**EXERCISE BRIEF**
Set each entry down verbatim, omitting images.

**TASK MATERIAL**
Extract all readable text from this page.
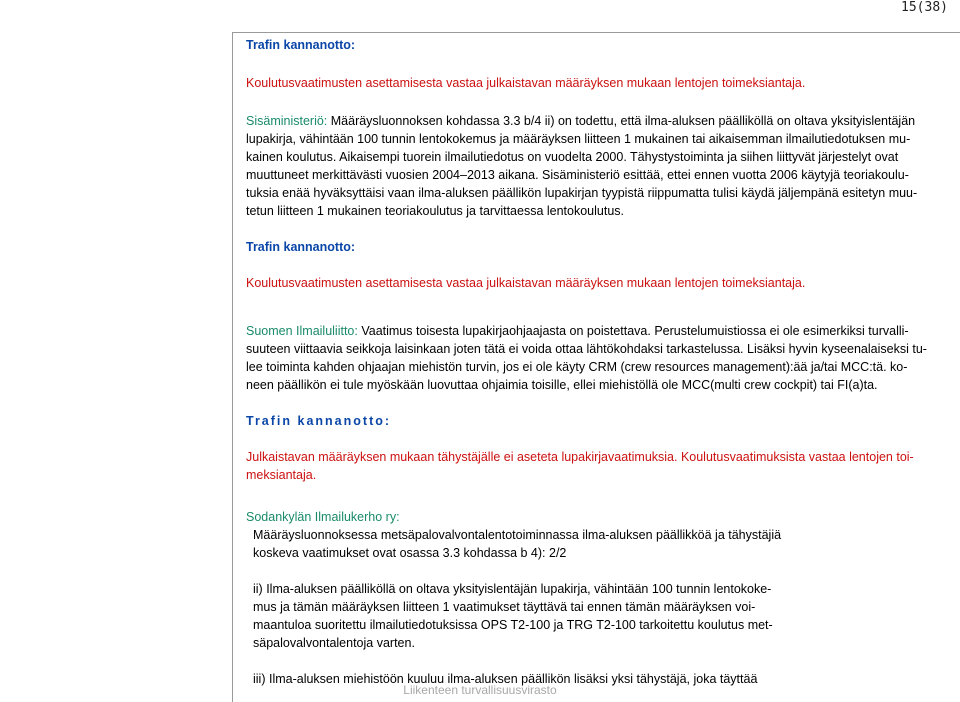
15(38)

Trafin kannanotto:

Koulutusvaatimusten asettamisesta vastaa julkaistavan määräyksen mukaan lentojen toimeksiantaja.

Sisäministeriö: Määräysluonnoksen kohdassa 3.3 b/4 ii) on todettu, että ilma-aluksen päälliköllä on oltava yksityislentäjän

lupakirja, vähintään 100 tunnin lentokokemus ja määräyksen liitteen 1 mukainen tai aikaisemman ilmailutiedotuksen mu-

kainen koulutus. Aikaisempi tuorein ilmailutiedotus on vuodelta 2000. Tähystystoiminta ja siihen liittyvät järjestelyt ovat

muuttuneet merkittävästi vuosien 2004–2013 aikana. Sisäministeriö esittää, ettei ennen vuotta 2006 käytyjä teoriakoulu-

tuksia enää hyväksyttäisi vaan ilma-aluksen päällikön lupakirjan tyypistä riippumatta tulisi käydä jäljempänä esitetyn muu-

tetun liitteen 1 mukainen teoriakoulutus ja tarvittaessa lentokoulutus.

Trafin kannanotto:

Koulutusvaatimusten asettamisesta vastaa julkaistavan määräyksen mukaan lentojen toimeksiantaja.

Suomen Ilmailuliitto: Vaatimus toisesta lupakirjaohjaajasta on poistettava. Perustelumuistiossa ei ole esimerkiksi turvalli-

suuteen viittaavia seikkoja laisinkaan joten tätä ei voida ottaa lähtökohdaksi tarkastelussa. Lisäksi hyvin kyseenalaiseksi tu-

lee toiminta kahden ohjaajan miehistön turvin, jos ei ole käyty CRM (crew resources management):ää ja/tai MCC:tä. ko-

neen päällikön ei tule myöskään luovuttaa ohjaimia toisille, ellei miehistöllä ole MCC(multi crew cockpit) tai FI(a)ta.

Trafin kannanotto:

Julkaistavan määräyksen mukaan tähystäjälle ei aseteta lupakirjavaatimuksia. Koulutusvaatimuksista vastaa lentojen toi-

meksiantaja.

Sodankylän Ilmailukerho ry:

Määräysluonnoksessa metsäpalovalvontalentotoiminnassa ilma-aluksen päällikköä ja tähystäjiä

koskeva vaatimukset ovat osassa 3.3 kohdassa b 4): 2/2

ii) Ilma-aluksen päälliköllä on oltava yksityislentäjän lupakirja, vähintään 100 tunnin lentokoke-

mus ja tämän määräyksen liitteen 1 vaatimukset täyttävä tai ennen tämän määräyksen voi-

maantuloa suoritettu ilmailutiedotuksissa OPS T2-100 ja TRG T2-100 tarkoitettu koulutus met-

säpalovalvontalentoja varten.

iii) Ilma-aluksen miehistöön kuuluu ilma-aluksen päällikön lisäksi yksi tähystäjä, joka täyttää

Liikenteen turvallisuusvirasto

**TASK ANSWER**
Extract all readable text from this page.
15(38)

Trafin kannanotto:

Koulutusvaatimusten asettamisesta vastaa julkaistavan määräyksen mukaan lentojen toimeksiantaja.

Sisäministeriö: Määräysluonnoksen kohdassa 3.3 b/4 ii) on todettu, että ilma-aluksen päälliköllä on oltava yksityislentäjän

lupakirja, vähintään 100 tunnin lentokokemus ja määräyksen liitteen 1 mukainen tai aikaisemman ilmailutiedotuksen mu-

kainen koulutus. Aikaisempi tuorein ilmailutiedotus on vuodelta 2000. Tähystystoiminta ja siihen liittyvät järjestelyt ovat

muuttuneet merkittävästi vuosien 2004–2013 aikana. Sisäministeriö esittää, ettei ennen vuotta 2006 käytyjä teoriakoulu-

tuksia enää hyväksyttäisi vaan ilma-aluksen päällikön lupakirjan tyypistä riippumatta tulisi käydä jäljempänä esitetyn muu-

tetun liitteen 1 mukainen teoriakoulutus ja tarvittaessa lentokoulutus.

Trafin kannanotto:

Koulutusvaatimusten asettamisesta vastaa julkaistavan määräyksen mukaan lentojen toimeksiantaja.

Suomen Ilmailuliitto: Vaatimus toisesta lupakirjaohjaajasta on poistettava. Perustelumuistiossa ei ole esimerkiksi turvalli-

suuteen viittaavia seikkoja laisinkaan joten tätä ei voida ottaa lähtökohdaksi tarkastelussa. Lisäksi hyvin kyseenalaiseksi tu-

lee toiminta kahden ohjaajan miehistön turvin, jos ei ole käyty CRM (crew resources management):ää ja/tai MCC:tä. ko-

neen päällikön ei tule myöskään luovuttaa ohjaimia toisille, ellei miehistöllä ole MCC(multi crew cockpit) tai FI(a)ta.

Trafin kannanotto:

Julkaistavan määräyksen mukaan tähystäjälle ei aseteta lupakirjavaatimuksia. Koulutusvaatimuksista vastaa lentojen toi-

meksiantaja.

Sodankylän Ilmailukerho ry:

Määräysluonnoksessa metsäpalovalvontalentotoiminnassa ilma-aluksen päällikköä ja tähystäjiä

koskeva vaatimukset ovat osassa 3.3 kohdassa b 4): 2/2

ii) Ilma-aluksen päälliköllä on oltava yksityislentäjän lupakirja, vähintään 100 tunnin lentokoke-

mus ja tämän määräyksen liitteen 1 vaatimukset täyttävä tai ennen tämän määräyksen voi-

maantuloa suoritettu ilmailutiedotuksissa OPS T2-100 ja TRG T2-100 tarkoitettu koulutus met-

säpalovalvontalentoja varten.

iii) Ilma-aluksen miehistöön kuuluu ilma-aluksen päällikön lisäksi yksi tähystäjä, joka täyttää

Liikenteen turvallisuusvirasto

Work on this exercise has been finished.